Copy each line that holds "отличается".

─── Records for this task ───

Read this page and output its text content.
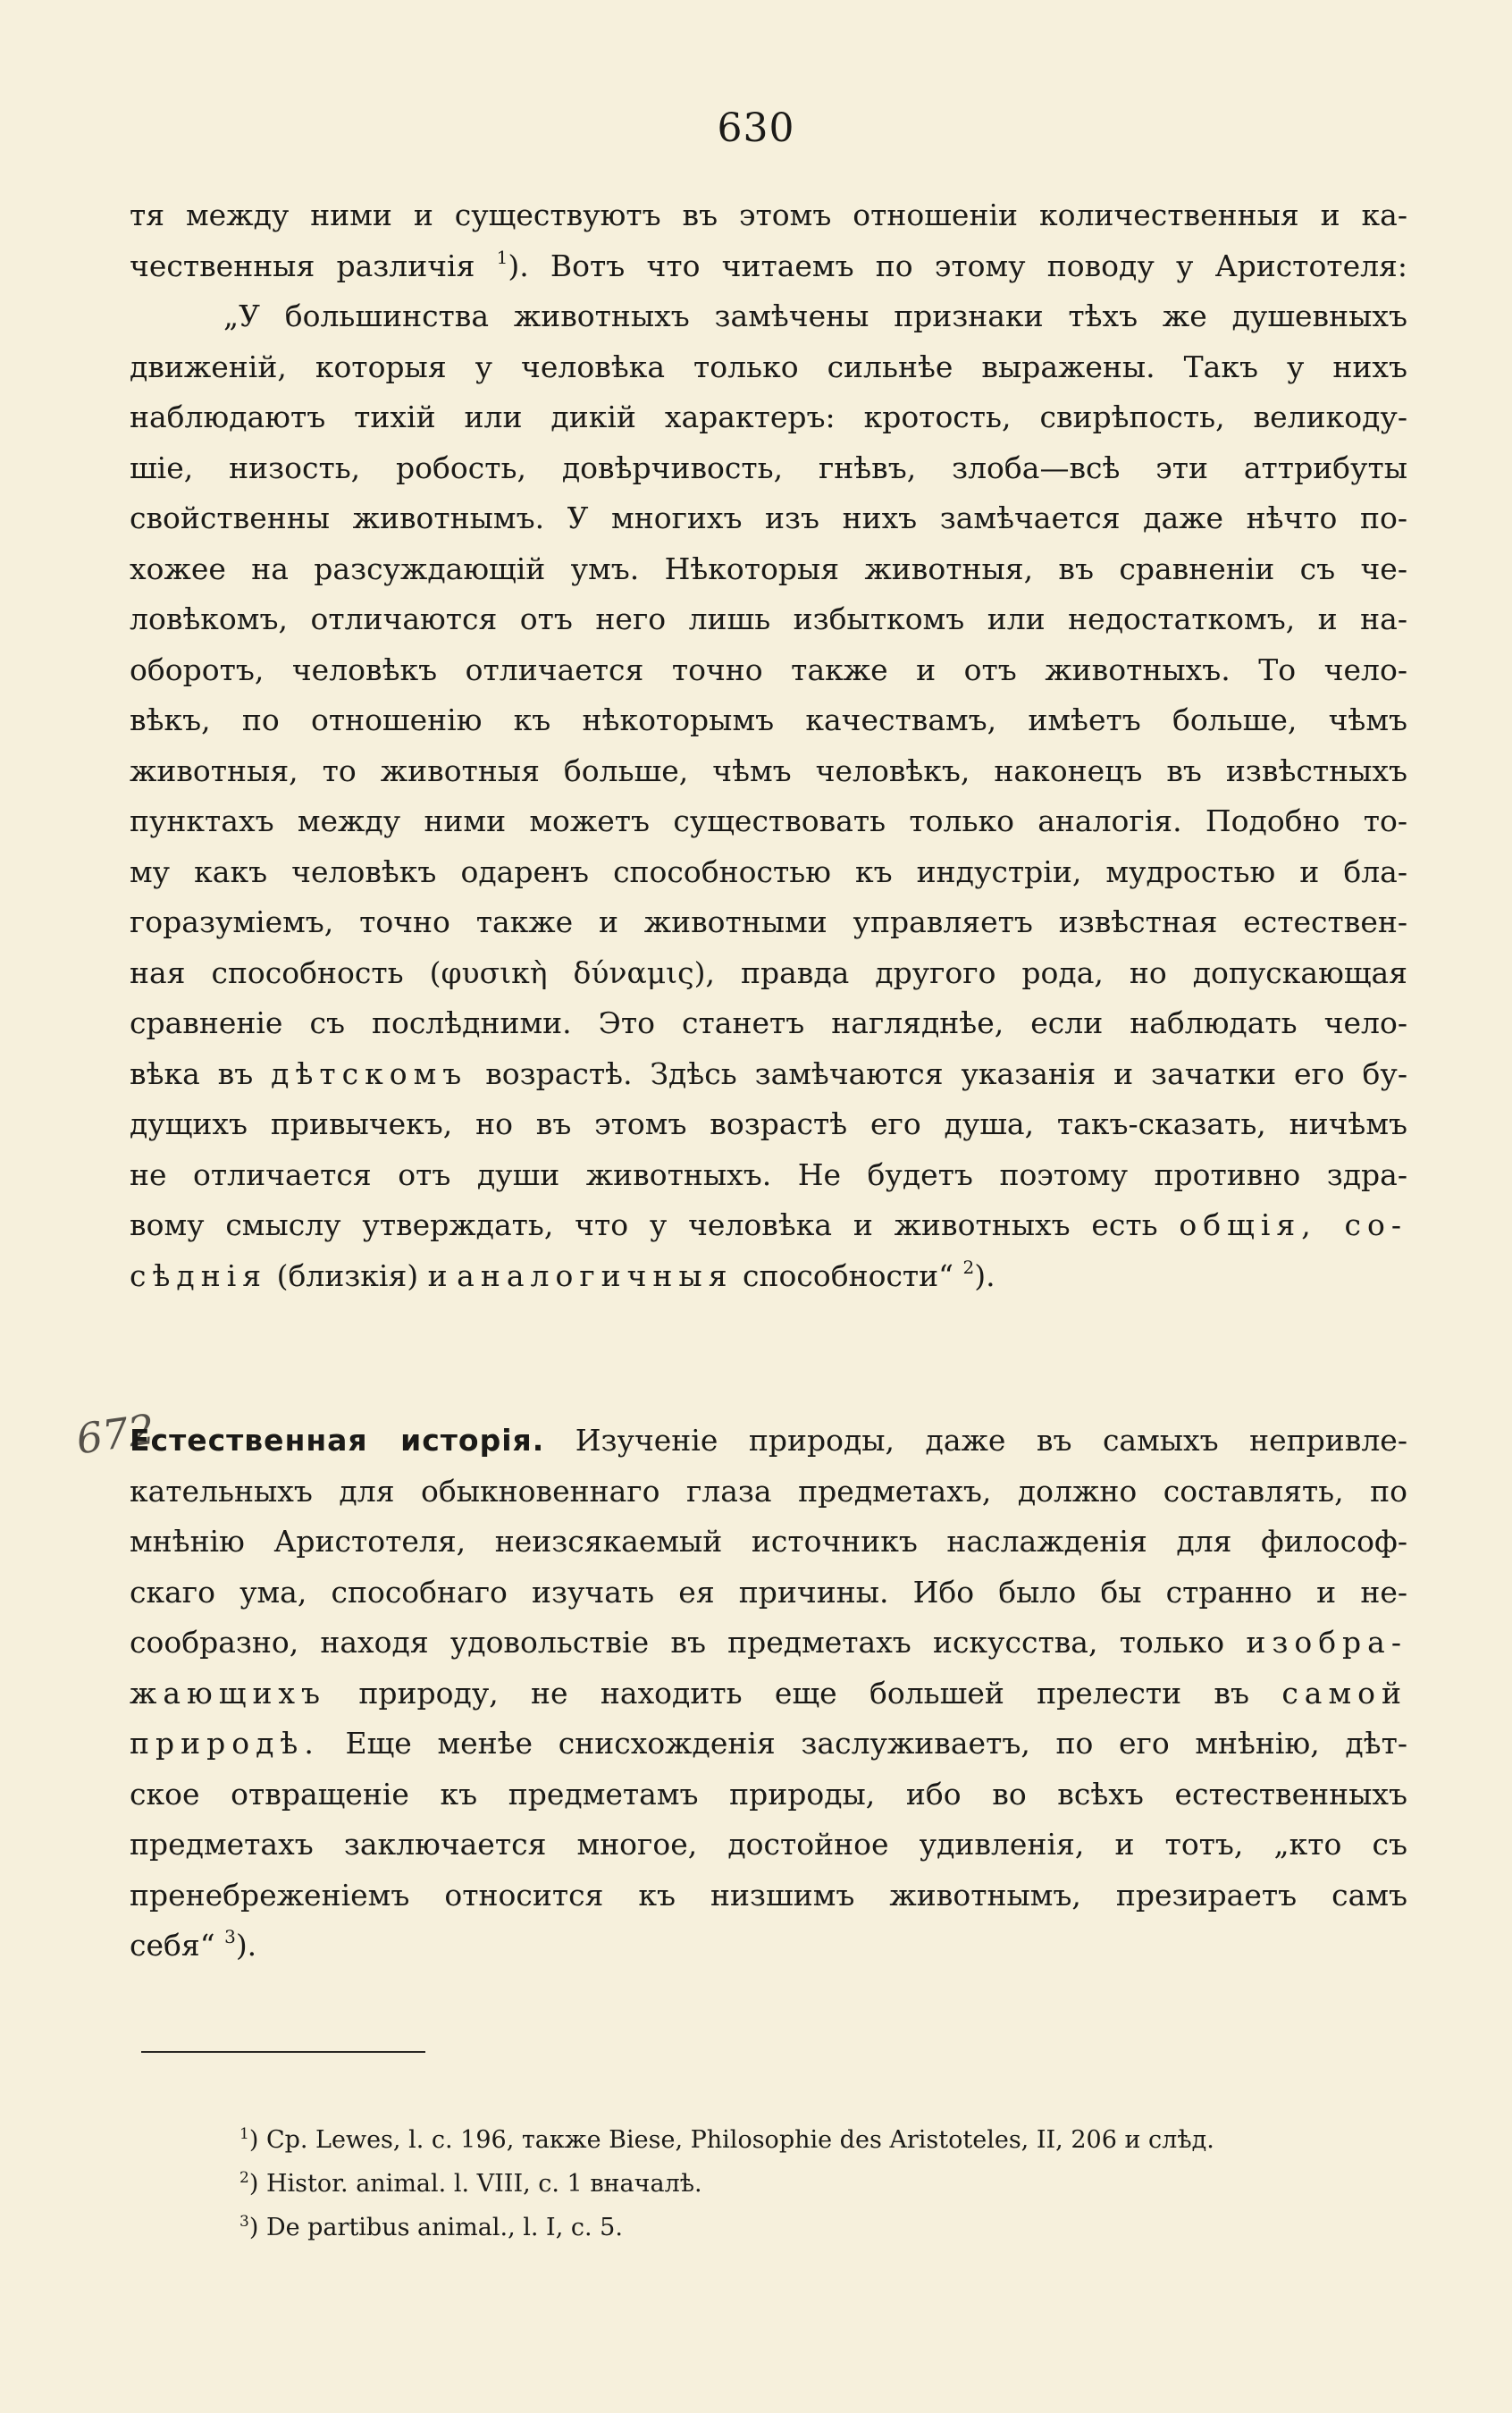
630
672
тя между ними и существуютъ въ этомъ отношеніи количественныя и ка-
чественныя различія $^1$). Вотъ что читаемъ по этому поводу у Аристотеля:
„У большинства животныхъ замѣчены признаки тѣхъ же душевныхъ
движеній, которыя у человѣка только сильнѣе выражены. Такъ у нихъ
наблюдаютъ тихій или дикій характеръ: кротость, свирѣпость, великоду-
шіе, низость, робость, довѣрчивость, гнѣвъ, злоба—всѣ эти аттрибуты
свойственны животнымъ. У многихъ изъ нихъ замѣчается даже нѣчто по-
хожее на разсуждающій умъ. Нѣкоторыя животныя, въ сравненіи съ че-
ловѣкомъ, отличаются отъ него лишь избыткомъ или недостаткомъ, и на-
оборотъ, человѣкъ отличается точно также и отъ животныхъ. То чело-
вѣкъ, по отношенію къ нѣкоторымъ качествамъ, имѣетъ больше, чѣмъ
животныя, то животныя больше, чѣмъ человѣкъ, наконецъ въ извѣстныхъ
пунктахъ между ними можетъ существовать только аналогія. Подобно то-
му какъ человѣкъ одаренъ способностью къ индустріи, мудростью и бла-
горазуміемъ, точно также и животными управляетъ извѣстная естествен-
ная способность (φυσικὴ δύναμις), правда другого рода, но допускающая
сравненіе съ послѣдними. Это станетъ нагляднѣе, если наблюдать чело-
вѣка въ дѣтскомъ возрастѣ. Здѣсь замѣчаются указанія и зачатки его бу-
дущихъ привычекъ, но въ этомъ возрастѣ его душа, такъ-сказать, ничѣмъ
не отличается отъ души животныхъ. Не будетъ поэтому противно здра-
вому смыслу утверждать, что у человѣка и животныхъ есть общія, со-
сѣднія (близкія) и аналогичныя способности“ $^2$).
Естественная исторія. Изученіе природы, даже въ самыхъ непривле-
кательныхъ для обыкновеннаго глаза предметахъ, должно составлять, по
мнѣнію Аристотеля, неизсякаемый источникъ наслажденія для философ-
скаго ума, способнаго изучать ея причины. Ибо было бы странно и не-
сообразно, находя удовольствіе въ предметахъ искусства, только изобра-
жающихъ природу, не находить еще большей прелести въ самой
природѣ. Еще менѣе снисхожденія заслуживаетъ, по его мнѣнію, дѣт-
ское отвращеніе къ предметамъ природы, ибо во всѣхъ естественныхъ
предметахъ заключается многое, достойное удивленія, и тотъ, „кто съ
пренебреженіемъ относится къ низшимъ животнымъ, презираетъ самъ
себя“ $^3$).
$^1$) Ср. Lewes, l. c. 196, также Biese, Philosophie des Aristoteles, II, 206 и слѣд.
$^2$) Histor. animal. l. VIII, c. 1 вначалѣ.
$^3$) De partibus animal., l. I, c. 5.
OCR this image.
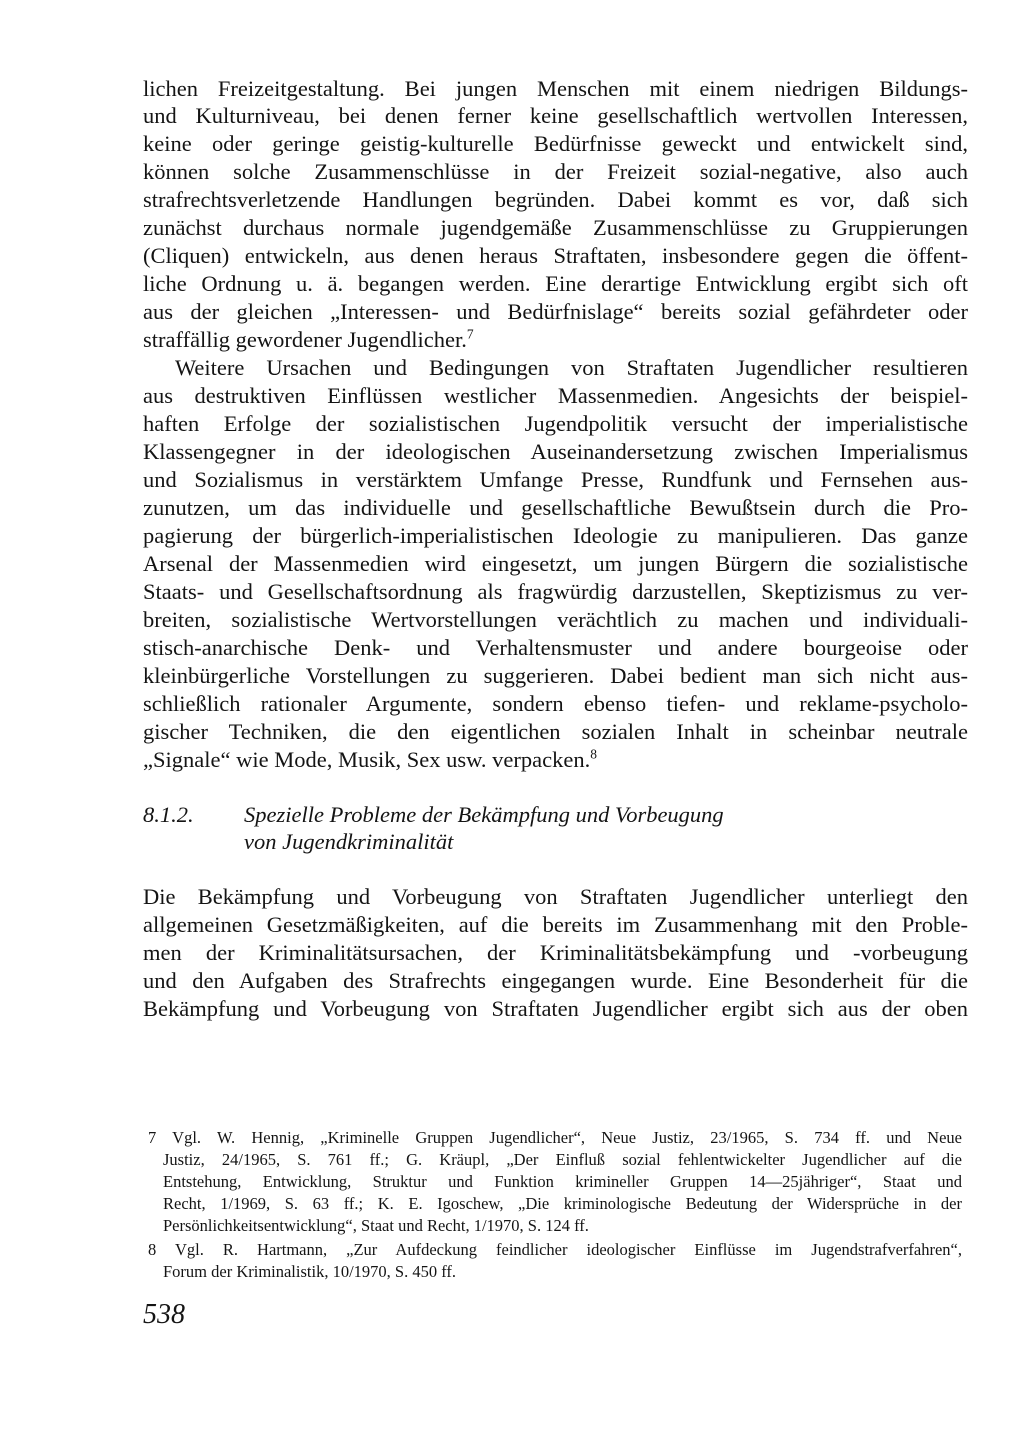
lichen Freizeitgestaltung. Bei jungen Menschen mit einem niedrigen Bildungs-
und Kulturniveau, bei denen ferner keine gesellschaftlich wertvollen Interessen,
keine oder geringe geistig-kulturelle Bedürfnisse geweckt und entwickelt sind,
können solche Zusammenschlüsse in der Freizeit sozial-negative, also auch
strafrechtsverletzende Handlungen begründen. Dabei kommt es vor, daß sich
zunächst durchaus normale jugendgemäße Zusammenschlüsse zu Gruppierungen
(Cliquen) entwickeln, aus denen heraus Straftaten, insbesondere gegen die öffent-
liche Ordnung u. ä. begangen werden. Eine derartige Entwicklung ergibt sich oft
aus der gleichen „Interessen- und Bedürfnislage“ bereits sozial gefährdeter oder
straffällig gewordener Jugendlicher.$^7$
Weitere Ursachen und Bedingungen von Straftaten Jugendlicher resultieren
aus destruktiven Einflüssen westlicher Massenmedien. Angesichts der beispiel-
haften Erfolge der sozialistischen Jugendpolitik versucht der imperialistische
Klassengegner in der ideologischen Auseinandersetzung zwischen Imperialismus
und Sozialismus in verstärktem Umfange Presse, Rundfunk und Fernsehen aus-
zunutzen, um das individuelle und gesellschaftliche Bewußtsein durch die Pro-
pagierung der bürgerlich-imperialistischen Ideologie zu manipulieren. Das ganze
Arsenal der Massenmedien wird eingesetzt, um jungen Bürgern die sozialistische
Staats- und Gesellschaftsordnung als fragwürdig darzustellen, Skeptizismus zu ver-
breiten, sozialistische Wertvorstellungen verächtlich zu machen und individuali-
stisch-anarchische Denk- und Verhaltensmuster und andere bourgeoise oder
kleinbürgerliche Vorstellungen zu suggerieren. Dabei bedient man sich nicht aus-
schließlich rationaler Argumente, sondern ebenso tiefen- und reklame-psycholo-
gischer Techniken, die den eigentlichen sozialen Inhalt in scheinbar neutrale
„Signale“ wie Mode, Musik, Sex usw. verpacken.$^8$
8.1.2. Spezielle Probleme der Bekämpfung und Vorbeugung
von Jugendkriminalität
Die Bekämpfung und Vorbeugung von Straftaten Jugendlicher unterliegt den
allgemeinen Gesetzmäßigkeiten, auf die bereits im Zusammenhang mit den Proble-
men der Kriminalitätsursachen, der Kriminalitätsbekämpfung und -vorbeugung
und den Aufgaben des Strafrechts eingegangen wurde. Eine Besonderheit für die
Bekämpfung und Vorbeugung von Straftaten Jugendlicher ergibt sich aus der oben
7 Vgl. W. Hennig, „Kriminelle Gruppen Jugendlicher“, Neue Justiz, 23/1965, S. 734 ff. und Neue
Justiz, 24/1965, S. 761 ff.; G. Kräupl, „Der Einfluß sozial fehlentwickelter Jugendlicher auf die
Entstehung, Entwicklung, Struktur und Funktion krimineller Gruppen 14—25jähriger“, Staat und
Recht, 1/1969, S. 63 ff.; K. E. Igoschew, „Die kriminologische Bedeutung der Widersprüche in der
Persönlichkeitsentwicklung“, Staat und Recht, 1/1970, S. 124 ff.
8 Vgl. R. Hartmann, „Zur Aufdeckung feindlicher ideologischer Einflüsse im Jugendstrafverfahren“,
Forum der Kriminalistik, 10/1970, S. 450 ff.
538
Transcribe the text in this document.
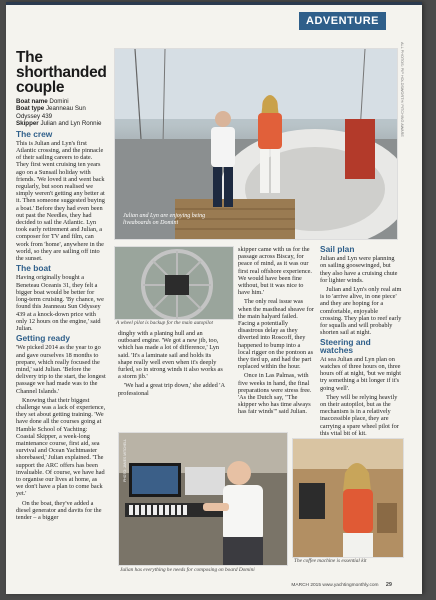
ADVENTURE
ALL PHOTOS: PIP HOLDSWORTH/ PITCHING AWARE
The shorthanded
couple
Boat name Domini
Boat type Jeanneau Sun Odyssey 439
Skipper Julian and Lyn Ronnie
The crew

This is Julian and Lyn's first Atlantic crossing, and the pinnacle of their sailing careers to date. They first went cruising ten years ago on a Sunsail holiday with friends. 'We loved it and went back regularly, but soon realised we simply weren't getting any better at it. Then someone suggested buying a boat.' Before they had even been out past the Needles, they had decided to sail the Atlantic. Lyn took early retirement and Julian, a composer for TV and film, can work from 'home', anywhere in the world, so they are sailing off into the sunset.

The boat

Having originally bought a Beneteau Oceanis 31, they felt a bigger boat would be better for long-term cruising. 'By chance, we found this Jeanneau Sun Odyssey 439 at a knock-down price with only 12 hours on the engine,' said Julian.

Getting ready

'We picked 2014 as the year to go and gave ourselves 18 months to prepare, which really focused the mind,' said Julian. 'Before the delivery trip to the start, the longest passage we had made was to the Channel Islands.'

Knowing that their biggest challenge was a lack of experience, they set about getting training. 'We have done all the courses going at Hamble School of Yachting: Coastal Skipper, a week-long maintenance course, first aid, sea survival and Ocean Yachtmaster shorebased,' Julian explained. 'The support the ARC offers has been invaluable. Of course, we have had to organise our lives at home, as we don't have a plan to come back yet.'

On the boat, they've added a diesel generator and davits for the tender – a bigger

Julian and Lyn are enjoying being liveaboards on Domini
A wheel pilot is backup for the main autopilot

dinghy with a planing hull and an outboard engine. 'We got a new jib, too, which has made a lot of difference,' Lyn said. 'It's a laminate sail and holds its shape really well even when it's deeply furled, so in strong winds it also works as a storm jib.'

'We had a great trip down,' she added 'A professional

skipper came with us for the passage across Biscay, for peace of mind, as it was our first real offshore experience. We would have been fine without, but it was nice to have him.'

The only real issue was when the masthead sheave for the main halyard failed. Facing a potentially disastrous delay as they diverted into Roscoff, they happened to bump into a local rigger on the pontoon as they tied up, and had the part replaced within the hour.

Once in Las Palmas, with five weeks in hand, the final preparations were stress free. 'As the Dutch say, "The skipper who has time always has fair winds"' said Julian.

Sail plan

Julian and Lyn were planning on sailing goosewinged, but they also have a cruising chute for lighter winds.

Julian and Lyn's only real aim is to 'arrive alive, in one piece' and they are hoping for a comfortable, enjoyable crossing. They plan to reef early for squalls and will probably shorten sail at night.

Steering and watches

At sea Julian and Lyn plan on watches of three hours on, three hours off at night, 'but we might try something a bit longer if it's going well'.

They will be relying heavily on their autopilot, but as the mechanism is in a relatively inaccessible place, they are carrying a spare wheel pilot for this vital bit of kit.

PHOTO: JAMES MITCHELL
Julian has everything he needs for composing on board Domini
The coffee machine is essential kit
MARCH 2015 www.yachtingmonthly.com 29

───

Output for this exercise:
оборотъ, человѣкъ отличается точно также и отъ животныхъ. То чело-
не отличается отъ души животныхъ. Не будетъ поэтому противно здра-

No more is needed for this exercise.